## EXERCISE OBJECTIVE
Print the entries below word for word; the pictures stay out of your copy.

[Stored data]
══════════════════════════════
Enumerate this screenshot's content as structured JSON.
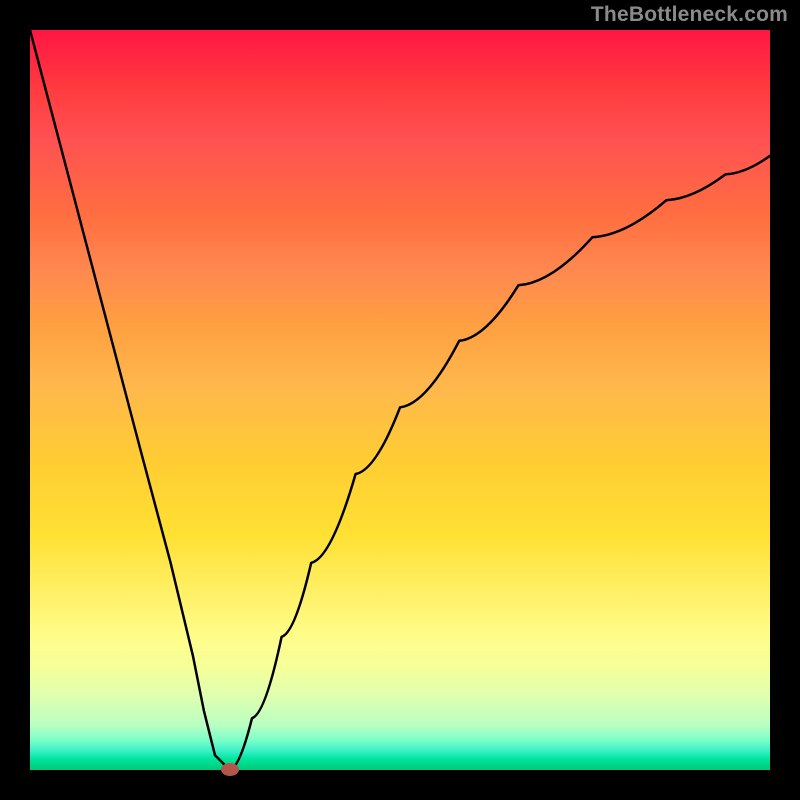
{
  "watermark": "TheBottleneck.com",
  "chart_data": {
    "type": "line",
    "title": "",
    "xlabel": "",
    "ylabel": "",
    "xlim": [
      0,
      100
    ],
    "ylim": [
      0,
      100
    ],
    "series": [
      {
        "name": "bottleneck-curve",
        "x": [
          0,
          5,
          10,
          15,
          19,
          22,
          23.5,
          25,
          27,
          30,
          34,
          38,
          44,
          50,
          58,
          66,
          76,
          86,
          94,
          100
        ],
        "values": [
          100,
          81,
          62,
          43,
          28,
          15.5,
          8,
          2,
          0,
          7,
          18,
          28,
          40,
          49,
          58,
          65.5,
          72,
          77,
          80.5,
          83
        ]
      }
    ],
    "min_point": {
      "x": 27,
      "y": 0
    },
    "grid": false,
    "legend": false
  }
}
══════════════════════════════
## RESPONSE TO THE EXERCISE
Enumerate this screenshot's content as structured JSON.
{
  "watermark": "TheBottleneck.com",
  "chart_data": {
    "type": "line",
    "title": "",
    "xlabel": "",
    "ylabel": "",
    "xlim": [
      0,
      100
    ],
    "ylim": [
      0,
      100
    ],
    "series": [
      {
        "name": "bottleneck-curve",
        "x": [
          0,
          5,
          10,
          15,
          19,
          22,
          23.5,
          25,
          27,
          30,
          34,
          38,
          44,
          50,
          58,
          66,
          76,
          86,
          94,
          100
        ],
        "values": [
          100,
          81,
          62,
          43,
          28,
          15.5,
          8,
          2,
          0,
          7,
          18,
          28,
          40,
          49,
          58,
          65.5,
          72,
          77,
          80.5,
          83
        ]
      }
    ],
    "min_point": {
      "x": 27,
      "y": 0
    },
    "grid": false,
    "legend": false
  }
}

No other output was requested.